● REQUEST: In the data that follows, count every line holding the string "JSON" and give the count alone.

● DATASET EXCERPTS:
● ● ●

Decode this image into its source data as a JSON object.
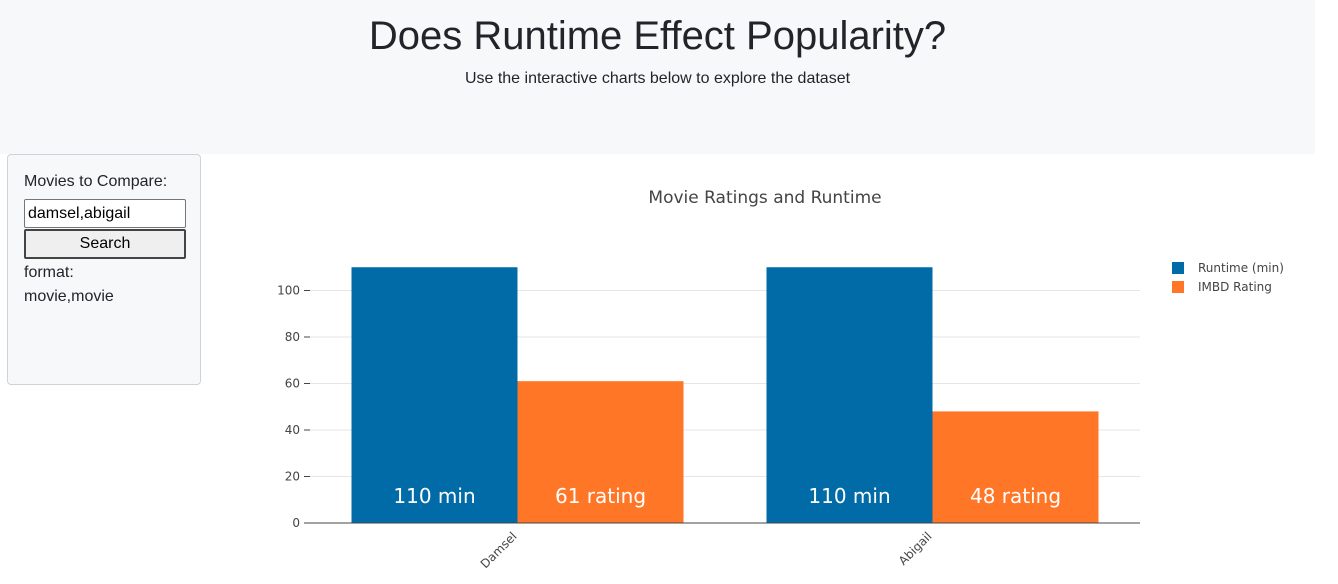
{
  "header": {
    "title": "Does Runtime Effect Popularity?",
    "subtitle": "Use the interactive charts below to explore the dataset"
  },
  "sidebar": {
    "label": "Movies to Compare:",
    "search_value": "damsel,abigail",
    "search_button": "Search",
    "format_label": "format:",
    "format_example": "movie,movie"
  },
  "chart_data": {
    "type": "bar",
    "title": "Movie Ratings and Runtime",
    "categories": [
      "Damsel",
      "Abigail"
    ],
    "series": [
      {
        "name": "Runtime (min)",
        "values": [
          110,
          110
        ],
        "labels": [
          "110 min",
          "110 min"
        ],
        "color": "#006ba7"
      },
      {
        "name": "IMBD Rating",
        "values": [
          61,
          48
        ],
        "labels": [
          "61 rating",
          "48 rating"
        ],
        "color": "#ff7627"
      }
    ],
    "yticks": [
      0,
      20,
      40,
      60,
      80,
      100
    ],
    "ylim": [
      0,
      120
    ],
    "grid": true,
    "legend": "top-right"
  }
}
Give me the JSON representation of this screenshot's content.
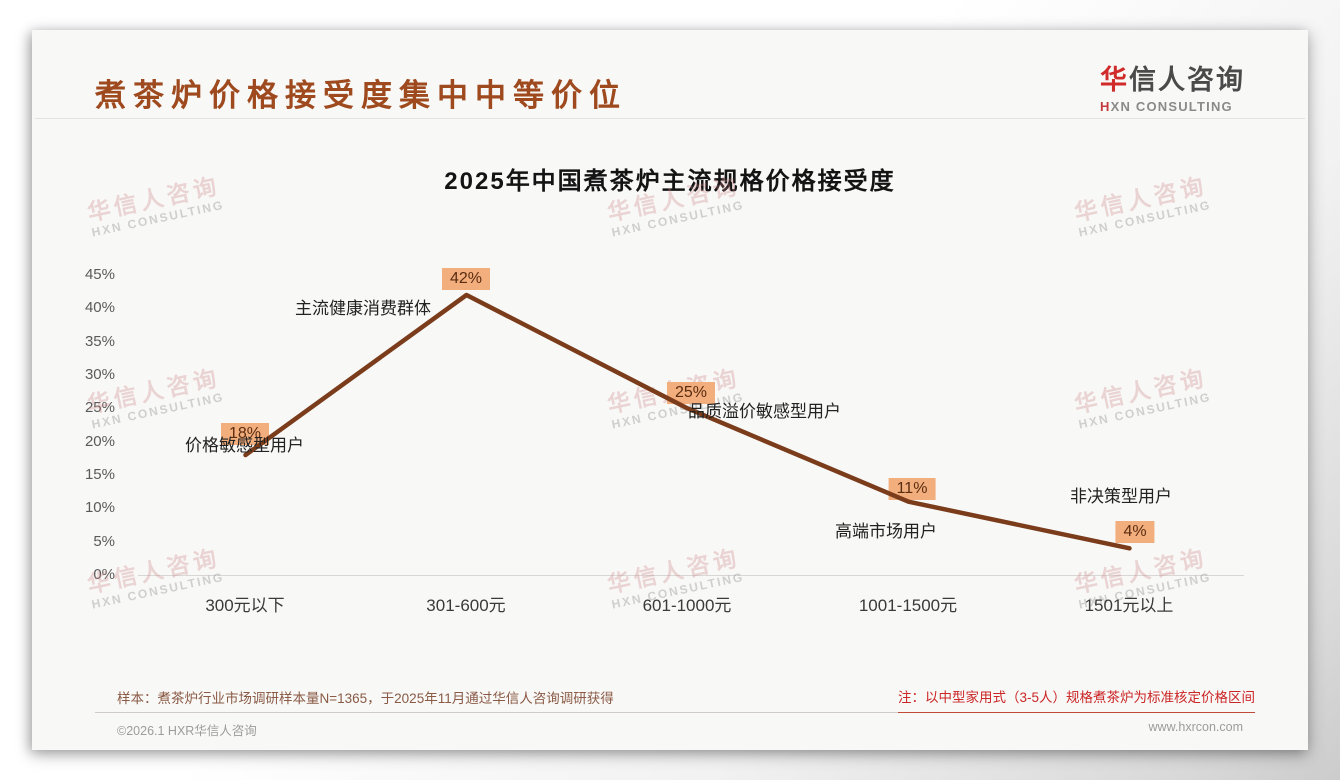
{
  "page": {
    "header": {
      "title": "煮茶炉价格接受度集中中等价位"
    },
    "logo": {
      "cn_first": "华",
      "cn_rest": "信人咨询",
      "en_first": "H",
      "en_rest": "XN CONSULTING"
    },
    "watermark": {
      "cn": "华信人咨询",
      "en": "HXN CONSULTING"
    },
    "footer": {
      "sample_note": "样本：煮茶炉行业市场调研样本量N=1365，于2025年11月通过华信人咨询调研获得",
      "spec_note": "注：以中型家用式（3-5人）规格煮茶炉为标准核定价格区间",
      "copyright": "©2026.1 HXR华信人咨询",
      "website": "www.hxrcon.com"
    }
  },
  "chart_data": {
    "type": "line",
    "title": "2025年中国煮茶炉主流规格价格接受度",
    "categories": [
      "300元以下",
      "301-600元",
      "601-1000元",
      "1001-1500元",
      "1501元以上"
    ],
    "values": [
      18,
      42,
      25,
      11,
      4
    ],
    "value_labels": [
      "18%",
      "42%",
      "25%",
      "11%",
      "4%"
    ],
    "annotations": [
      "价格敏感型用户",
      "主流健康消费群体",
      "品质溢价敏感型用户",
      "高端市场用户",
      "非决策型用户"
    ],
    "y_ticks": [
      "45%",
      "40%",
      "35%",
      "30%",
      "25%",
      "20%",
      "15%",
      "10%",
      "5%",
      "0%"
    ],
    "xlabel": "",
    "ylabel": "",
    "ylim": [
      0,
      45
    ],
    "grid": false,
    "legend": false,
    "line_color": "#7a3c1a",
    "badge_color": "#f2ae7d"
  },
  "colors": {
    "title_brown": "#9e4a1e",
    "logo_red": "#d02a2a",
    "note_red": "#cb2727",
    "card_bg": "#f8f8f7"
  }
}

● ● ●

● RESULT OF THIS TASK: 2